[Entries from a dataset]
** BEGIN **
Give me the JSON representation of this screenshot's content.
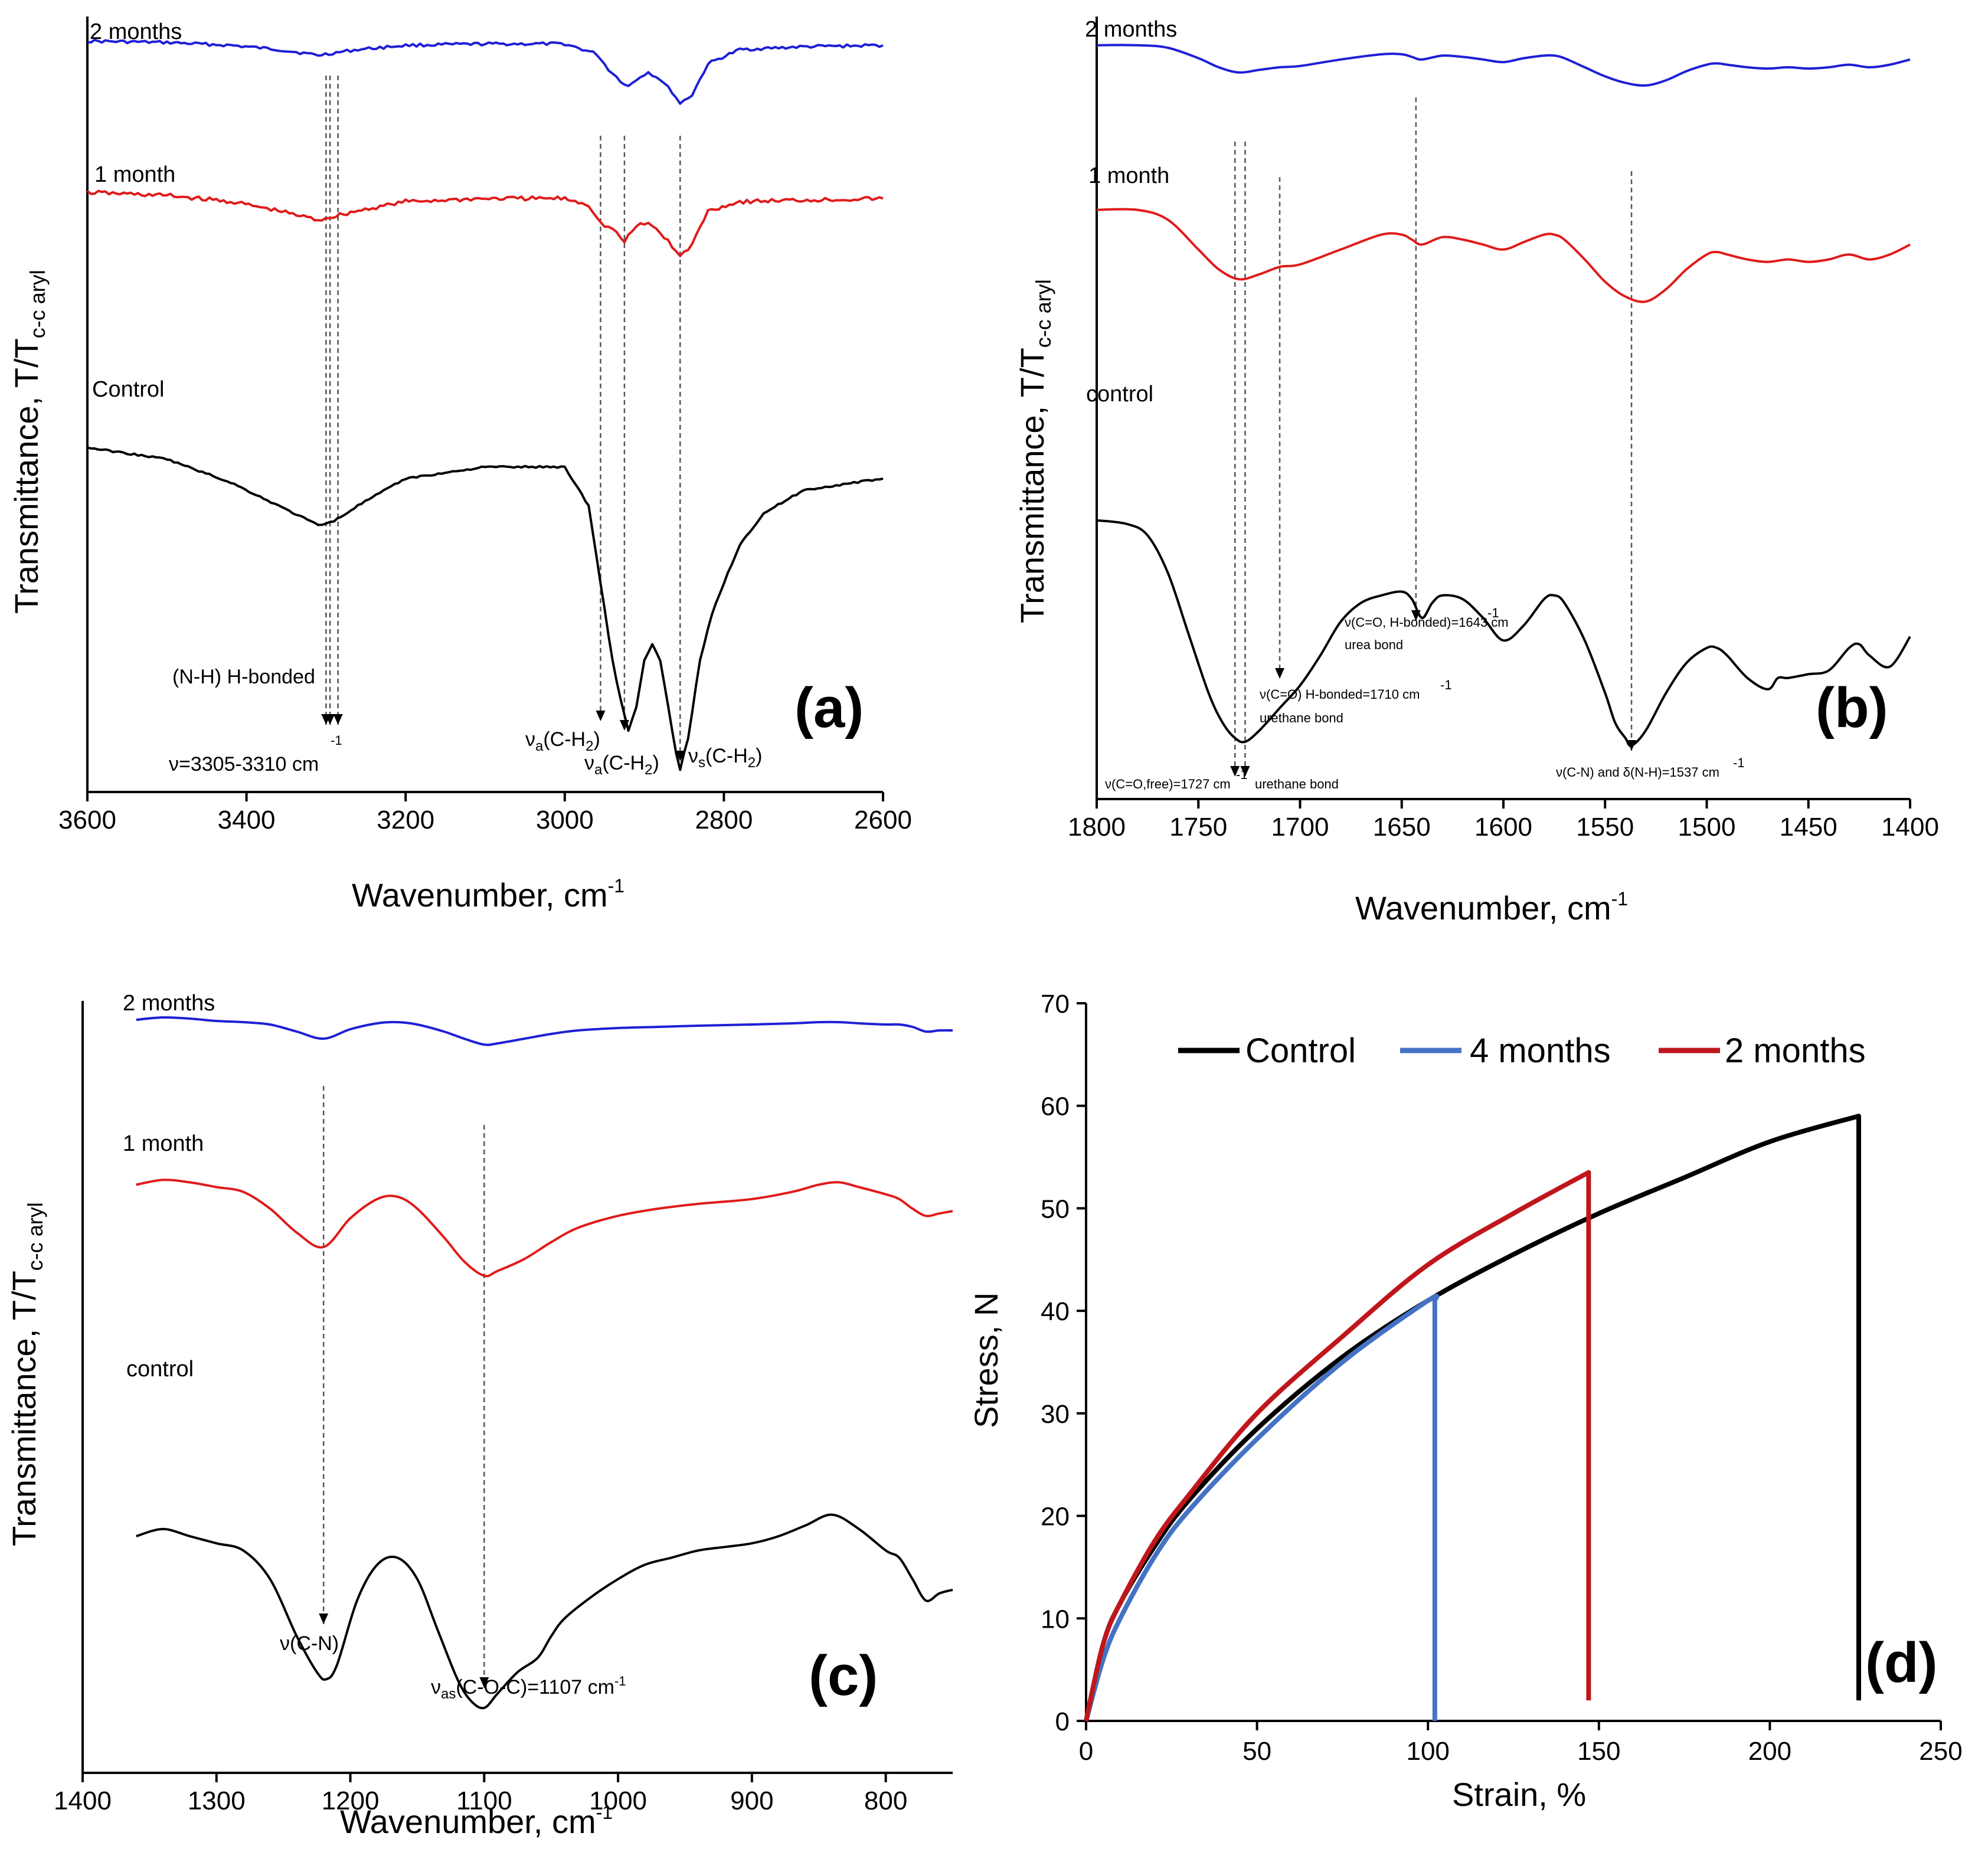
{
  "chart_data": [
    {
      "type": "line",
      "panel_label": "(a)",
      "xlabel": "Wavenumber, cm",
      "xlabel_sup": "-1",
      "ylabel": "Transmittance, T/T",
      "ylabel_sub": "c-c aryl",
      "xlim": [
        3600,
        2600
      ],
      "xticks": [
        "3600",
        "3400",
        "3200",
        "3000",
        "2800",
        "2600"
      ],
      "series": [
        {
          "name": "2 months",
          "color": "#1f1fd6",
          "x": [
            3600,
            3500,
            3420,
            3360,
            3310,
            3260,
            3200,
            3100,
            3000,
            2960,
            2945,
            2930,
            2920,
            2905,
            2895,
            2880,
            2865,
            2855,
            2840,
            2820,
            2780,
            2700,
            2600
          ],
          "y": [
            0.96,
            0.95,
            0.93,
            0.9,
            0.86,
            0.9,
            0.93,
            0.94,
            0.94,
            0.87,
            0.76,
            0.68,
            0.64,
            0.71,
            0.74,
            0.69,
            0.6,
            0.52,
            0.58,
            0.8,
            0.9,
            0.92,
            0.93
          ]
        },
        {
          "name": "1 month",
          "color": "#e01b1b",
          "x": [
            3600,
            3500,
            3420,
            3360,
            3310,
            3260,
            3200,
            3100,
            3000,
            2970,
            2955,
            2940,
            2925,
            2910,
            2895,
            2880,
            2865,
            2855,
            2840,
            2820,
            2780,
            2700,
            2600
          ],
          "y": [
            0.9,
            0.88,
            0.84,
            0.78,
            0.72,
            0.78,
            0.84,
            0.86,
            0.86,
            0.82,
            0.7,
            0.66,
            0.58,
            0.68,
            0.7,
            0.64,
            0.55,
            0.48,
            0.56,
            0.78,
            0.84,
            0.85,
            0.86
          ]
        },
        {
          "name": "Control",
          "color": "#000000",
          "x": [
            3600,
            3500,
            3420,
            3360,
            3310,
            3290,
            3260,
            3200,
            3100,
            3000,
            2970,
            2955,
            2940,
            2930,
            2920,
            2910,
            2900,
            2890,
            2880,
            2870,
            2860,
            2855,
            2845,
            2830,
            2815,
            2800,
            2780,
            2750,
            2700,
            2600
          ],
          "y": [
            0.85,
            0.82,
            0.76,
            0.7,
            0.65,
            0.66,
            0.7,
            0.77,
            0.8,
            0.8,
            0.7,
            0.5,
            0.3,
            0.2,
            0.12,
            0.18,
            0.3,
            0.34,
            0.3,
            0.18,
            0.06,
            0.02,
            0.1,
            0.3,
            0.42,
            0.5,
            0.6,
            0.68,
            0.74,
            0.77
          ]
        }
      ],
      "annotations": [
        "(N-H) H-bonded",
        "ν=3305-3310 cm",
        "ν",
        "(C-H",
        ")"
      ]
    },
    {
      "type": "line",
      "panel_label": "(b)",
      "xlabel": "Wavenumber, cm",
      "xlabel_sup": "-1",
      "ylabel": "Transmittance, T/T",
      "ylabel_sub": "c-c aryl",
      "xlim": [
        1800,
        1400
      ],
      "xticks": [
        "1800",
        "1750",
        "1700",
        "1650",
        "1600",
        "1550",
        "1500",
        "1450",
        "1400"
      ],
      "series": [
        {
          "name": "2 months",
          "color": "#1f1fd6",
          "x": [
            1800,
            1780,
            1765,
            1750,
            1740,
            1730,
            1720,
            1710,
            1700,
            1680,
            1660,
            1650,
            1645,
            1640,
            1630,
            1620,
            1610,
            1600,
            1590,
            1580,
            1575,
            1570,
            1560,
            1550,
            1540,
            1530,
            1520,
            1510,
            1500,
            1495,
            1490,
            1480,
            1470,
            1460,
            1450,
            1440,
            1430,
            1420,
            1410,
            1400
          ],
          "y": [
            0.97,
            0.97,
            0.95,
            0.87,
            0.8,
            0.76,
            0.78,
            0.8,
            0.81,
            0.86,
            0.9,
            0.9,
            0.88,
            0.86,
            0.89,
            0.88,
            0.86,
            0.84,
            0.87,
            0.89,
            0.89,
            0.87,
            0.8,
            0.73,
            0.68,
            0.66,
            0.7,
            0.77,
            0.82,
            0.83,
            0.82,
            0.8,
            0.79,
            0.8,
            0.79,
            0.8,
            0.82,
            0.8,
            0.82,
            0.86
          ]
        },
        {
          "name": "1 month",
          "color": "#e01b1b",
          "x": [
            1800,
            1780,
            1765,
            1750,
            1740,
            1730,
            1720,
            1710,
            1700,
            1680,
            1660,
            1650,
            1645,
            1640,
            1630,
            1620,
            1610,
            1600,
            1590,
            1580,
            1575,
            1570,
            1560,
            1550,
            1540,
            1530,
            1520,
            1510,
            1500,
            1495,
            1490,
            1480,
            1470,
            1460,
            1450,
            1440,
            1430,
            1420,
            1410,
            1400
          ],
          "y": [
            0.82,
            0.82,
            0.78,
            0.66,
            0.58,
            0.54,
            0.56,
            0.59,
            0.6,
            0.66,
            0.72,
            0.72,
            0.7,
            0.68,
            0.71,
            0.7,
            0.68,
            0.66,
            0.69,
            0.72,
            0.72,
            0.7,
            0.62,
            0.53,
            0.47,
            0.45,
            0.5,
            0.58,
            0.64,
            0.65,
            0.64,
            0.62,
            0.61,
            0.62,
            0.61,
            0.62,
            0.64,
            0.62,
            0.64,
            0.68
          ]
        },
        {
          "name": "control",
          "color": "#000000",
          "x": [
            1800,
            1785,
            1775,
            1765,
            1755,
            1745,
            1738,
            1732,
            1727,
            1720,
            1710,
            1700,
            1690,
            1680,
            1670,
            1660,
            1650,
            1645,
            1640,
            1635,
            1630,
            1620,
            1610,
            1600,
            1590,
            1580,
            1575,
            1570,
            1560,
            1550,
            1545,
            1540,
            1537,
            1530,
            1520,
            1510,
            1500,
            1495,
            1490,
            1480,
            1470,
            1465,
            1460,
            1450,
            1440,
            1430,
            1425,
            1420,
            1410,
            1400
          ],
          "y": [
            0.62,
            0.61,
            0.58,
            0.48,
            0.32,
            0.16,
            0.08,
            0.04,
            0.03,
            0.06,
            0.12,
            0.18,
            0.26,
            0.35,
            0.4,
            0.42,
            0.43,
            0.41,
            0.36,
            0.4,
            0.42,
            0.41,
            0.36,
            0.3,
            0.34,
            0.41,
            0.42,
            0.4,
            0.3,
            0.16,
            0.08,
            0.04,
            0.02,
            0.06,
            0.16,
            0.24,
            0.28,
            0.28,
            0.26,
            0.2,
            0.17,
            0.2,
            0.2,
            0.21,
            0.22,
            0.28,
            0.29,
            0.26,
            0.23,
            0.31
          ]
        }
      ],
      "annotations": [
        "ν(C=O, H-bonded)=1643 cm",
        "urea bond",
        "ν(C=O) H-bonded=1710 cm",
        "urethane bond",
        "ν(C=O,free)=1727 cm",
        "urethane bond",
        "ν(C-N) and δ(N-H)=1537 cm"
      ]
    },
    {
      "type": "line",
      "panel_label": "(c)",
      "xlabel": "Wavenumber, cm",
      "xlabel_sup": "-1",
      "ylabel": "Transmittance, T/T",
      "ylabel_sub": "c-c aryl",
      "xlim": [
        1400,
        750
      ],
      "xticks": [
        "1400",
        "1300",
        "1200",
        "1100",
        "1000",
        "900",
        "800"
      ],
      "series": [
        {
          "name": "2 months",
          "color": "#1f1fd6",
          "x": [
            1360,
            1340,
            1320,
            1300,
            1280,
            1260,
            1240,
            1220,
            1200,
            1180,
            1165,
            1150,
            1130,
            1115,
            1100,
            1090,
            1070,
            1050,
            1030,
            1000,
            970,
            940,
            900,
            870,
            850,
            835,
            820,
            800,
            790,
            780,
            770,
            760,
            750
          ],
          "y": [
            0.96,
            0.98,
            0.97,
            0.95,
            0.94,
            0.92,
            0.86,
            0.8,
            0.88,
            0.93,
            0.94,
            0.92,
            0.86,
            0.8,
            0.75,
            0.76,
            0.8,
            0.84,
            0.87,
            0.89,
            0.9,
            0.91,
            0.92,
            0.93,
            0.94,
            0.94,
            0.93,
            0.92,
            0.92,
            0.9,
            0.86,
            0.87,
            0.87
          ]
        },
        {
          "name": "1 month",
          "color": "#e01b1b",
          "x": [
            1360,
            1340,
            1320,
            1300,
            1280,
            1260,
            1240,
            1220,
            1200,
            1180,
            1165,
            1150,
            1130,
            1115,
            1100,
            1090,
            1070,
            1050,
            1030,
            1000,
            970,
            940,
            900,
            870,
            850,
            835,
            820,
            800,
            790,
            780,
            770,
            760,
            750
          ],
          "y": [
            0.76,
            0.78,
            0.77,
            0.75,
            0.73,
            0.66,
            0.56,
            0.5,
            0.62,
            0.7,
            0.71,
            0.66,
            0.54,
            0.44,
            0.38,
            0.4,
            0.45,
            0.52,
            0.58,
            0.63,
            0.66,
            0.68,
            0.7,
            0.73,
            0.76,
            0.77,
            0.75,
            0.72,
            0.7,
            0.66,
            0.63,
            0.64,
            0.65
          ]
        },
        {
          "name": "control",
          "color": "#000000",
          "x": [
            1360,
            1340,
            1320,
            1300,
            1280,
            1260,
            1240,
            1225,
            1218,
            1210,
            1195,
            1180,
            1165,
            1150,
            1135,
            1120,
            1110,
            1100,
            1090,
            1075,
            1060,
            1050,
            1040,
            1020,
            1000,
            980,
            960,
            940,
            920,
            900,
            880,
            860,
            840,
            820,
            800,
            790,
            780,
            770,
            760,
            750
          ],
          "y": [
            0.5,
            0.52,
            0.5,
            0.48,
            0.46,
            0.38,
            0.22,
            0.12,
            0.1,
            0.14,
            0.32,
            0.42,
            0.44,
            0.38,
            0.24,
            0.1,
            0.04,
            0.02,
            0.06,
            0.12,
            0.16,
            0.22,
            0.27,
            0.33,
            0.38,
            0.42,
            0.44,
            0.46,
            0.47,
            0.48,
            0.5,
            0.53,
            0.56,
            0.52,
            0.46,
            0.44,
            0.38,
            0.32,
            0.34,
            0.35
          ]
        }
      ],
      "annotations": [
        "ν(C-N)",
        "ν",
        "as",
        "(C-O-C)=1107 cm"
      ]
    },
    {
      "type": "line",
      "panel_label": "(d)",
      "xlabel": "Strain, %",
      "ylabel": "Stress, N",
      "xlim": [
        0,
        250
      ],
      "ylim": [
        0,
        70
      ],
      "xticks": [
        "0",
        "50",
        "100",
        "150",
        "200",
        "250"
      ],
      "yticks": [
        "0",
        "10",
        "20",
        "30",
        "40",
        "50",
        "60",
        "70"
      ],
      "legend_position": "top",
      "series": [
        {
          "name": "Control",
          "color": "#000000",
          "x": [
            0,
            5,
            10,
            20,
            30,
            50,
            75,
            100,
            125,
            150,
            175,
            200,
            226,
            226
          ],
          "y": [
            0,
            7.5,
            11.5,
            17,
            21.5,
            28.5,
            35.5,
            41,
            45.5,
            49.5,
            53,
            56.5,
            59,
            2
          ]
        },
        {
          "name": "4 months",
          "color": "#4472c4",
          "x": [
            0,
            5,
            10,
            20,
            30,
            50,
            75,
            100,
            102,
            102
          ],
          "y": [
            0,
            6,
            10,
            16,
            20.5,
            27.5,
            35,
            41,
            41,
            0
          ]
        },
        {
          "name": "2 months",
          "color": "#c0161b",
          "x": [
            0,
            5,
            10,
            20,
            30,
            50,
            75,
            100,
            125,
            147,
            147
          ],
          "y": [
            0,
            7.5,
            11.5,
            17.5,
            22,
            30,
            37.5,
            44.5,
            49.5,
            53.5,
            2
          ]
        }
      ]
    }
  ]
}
** END **
** BEGIN **
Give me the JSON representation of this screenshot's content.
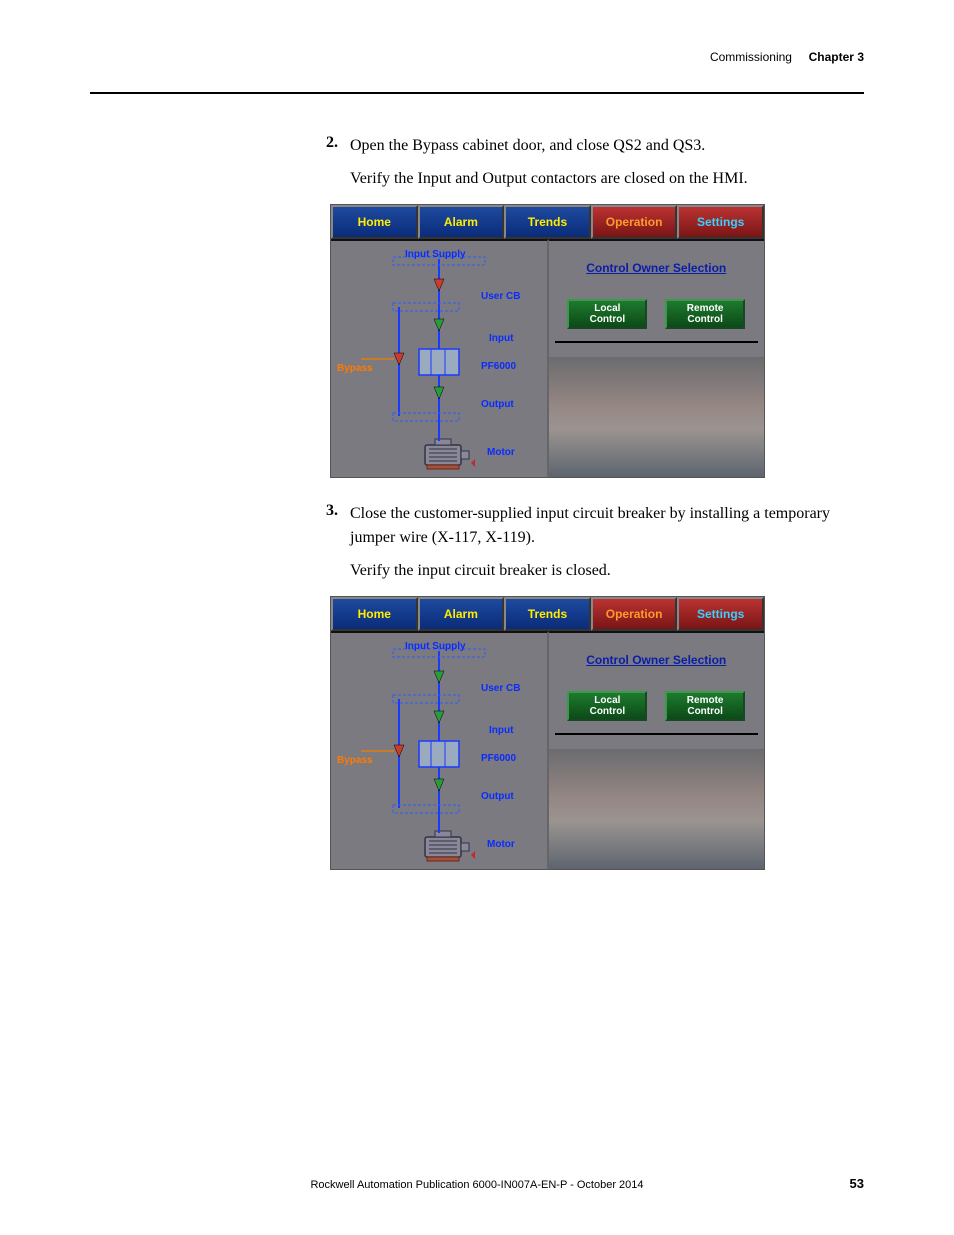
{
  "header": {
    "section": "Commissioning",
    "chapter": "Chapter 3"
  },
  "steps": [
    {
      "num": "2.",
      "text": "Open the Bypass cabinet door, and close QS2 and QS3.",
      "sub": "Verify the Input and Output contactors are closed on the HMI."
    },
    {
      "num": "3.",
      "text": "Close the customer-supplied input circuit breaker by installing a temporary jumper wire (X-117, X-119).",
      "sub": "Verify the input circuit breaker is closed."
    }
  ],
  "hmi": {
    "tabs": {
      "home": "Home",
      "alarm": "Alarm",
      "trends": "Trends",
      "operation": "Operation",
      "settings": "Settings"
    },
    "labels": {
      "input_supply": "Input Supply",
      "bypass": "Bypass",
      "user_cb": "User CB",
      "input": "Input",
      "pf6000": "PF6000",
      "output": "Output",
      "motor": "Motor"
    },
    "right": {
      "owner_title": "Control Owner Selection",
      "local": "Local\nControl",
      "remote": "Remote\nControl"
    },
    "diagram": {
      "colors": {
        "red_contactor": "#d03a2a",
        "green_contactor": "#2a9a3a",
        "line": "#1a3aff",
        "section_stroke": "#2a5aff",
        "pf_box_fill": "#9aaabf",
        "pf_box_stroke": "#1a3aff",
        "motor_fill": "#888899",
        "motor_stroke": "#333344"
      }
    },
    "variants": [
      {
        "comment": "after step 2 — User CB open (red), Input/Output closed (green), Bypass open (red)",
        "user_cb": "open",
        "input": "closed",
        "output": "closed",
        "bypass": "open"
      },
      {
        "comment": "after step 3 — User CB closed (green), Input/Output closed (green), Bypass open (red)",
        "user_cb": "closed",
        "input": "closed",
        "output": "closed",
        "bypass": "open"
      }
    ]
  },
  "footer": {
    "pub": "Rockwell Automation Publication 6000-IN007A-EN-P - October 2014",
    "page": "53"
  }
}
** END **
Aim of the task: Within the material above, find the lines that contain the word "Verify"; copy them.

Solution to the exercise:
      "sub": "Verify the Input and Output contactors are closed on the HMI."
      "sub": "Verify the input circuit breaker is closed."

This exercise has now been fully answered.